(Rows from a dataset)
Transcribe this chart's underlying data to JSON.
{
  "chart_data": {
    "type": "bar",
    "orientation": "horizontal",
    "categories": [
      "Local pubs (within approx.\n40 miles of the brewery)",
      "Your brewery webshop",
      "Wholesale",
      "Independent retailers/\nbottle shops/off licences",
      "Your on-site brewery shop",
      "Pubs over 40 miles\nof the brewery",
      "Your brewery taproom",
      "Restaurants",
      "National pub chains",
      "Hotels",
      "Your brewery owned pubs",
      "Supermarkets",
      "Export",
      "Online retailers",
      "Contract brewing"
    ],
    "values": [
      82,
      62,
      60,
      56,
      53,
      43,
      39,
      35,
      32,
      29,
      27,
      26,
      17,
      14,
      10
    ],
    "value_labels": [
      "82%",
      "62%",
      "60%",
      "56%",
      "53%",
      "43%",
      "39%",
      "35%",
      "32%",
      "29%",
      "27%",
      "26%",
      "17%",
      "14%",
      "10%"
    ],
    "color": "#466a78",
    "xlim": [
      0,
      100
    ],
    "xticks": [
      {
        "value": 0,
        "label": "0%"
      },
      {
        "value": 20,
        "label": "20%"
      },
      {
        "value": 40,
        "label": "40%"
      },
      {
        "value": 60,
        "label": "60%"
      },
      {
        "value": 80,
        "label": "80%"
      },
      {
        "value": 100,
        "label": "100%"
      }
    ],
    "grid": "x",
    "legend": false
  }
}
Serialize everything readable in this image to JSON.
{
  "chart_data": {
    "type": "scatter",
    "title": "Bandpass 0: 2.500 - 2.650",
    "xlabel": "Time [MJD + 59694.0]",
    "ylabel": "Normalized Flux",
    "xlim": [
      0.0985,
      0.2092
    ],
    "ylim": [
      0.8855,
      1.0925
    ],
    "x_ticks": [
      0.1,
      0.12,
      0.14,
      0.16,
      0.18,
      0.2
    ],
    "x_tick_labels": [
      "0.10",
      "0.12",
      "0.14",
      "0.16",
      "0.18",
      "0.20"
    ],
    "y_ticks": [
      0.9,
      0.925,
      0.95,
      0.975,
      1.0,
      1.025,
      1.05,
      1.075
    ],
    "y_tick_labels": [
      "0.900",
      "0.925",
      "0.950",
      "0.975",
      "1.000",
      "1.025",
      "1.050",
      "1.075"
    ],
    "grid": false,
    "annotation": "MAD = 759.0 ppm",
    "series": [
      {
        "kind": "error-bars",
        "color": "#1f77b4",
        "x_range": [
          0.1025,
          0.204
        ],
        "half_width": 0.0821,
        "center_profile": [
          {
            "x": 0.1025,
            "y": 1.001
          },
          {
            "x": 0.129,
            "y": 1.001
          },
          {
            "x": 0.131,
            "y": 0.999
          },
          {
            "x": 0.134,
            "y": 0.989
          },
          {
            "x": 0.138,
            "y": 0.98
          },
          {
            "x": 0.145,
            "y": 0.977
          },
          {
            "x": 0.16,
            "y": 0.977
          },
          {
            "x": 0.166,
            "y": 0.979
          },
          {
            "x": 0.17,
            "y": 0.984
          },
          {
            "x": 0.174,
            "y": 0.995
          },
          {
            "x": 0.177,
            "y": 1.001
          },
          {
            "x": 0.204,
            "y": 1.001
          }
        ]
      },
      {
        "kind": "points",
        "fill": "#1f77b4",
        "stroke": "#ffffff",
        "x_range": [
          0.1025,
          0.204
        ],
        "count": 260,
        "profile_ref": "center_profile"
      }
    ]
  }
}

[Task objective]: Nothing should be changed: write out all of the data as is.

[Answer in full]:
Transcribe this chart's underlying data to JSON.
{
  "chart_data": {
    "type": "bar",
    "orientation": "horizontal",
    "categories": [
      "Local pubs (within approx.\n40 miles of the brewery)",
      "Your brewery webshop",
      "Wholesale",
      "Independent retailers/\nbottle shops/off licences",
      "Your on-site brewery shop",
      "Pubs over 40 miles\nof the brewery",
      "Your brewery taproom",
      "Restaurants",
      "National pub chains",
      "Hotels",
      "Your brewery owned pubs",
      "Supermarkets",
      "Export",
      "Online retailers",
      "Contract brewing"
    ],
    "values": [
      82,
      62,
      60,
      56,
      53,
      43,
      39,
      35,
      32,
      29,
      27,
      26,
      17,
      14,
      10
    ],
    "value_labels": [
      "82%",
      "62%",
      "60%",
      "56%",
      "53%",
      "43%",
      "39%",
      "35%",
      "32%",
      "29%",
      "27%",
      "26%",
      "17%",
      "14%",
      "10%"
    ],
    "color": "#466a78",
    "xlim": [
      0,
      100
    ],
    "xticks": [
      {
        "value": 0,
        "label": "0%"
      },
      {
        "value": 20,
        "label": "20%"
      },
      {
        "value": 40,
        "label": "40%"
      },
      {
        "value": 60,
        "label": "60%"
      },
      {
        "value": 80,
        "label": "80%"
      },
      {
        "value": 100,
        "label": "100%"
      }
    ],
    "grid": "x",
    "legend": false
  }
}
Serialize everything readable in this image to JSON.
{
  "chart_data": {
    "type": "scatter",
    "title": "Bandpass 0: 2.500 - 2.650",
    "xlabel": "Time [MJD + 59694.0]",
    "ylabel": "Normalized Flux",
    "xlim": [
      0.0985,
      0.2092
    ],
    "ylim": [
      0.8855,
      1.0925
    ],
    "x_ticks": [
      0.1,
      0.12,
      0.14,
      0.16,
      0.18,
      0.2
    ],
    "x_tick_labels": [
      "0.10",
      "0.12",
      "0.14",
      "0.16",
      "0.18",
      "0.20"
    ],
    "y_ticks": [
      0.9,
      0.925,
      0.95,
      0.975,
      1.0,
      1.025,
      1.05,
      1.075
    ],
    "y_tick_labels": [
      "0.900",
      "0.925",
      "0.950",
      "0.975",
      "1.000",
      "1.025",
      "1.050",
      "1.075"
    ],
    "grid": false,
    "annotation": "MAD = 759.0 ppm",
    "series": [
      {
        "kind": "error-bars",
        "color": "#1f77b4",
        "x_range": [
          0.1025,
          0.204
        ],
        "half_width": 0.0821,
        "center_profile": [
          {
            "x": 0.1025,
            "y": 1.001
          },
          {
            "x": 0.129,
            "y": 1.001
          },
          {
            "x": 0.131,
            "y": 0.999
          },
          {
            "x": 0.134,
            "y": 0.989
          },
          {
            "x": 0.138,
            "y": 0.98
          },
          {
            "x": 0.145,
            "y": 0.977
          },
          {
            "x": 0.16,
            "y": 0.977
          },
          {
            "x": 0.166,
            "y": 0.979
          },
          {
            "x": 0.17,
            "y": 0.984
          },
          {
            "x": 0.174,
            "y": 0.995
          },
          {
            "x": 0.177,
            "y": 1.001
          },
          {
            "x": 0.204,
            "y": 1.001
          }
        ]
      },
      {
        "kind": "points",
        "fill": "#1f77b4",
        "stroke": "#ffffff",
        "x_range": [
          0.1025,
          0.204
        ],
        "count": 260,
        "profile_ref": "center_profile"
      }
    ]
  }
}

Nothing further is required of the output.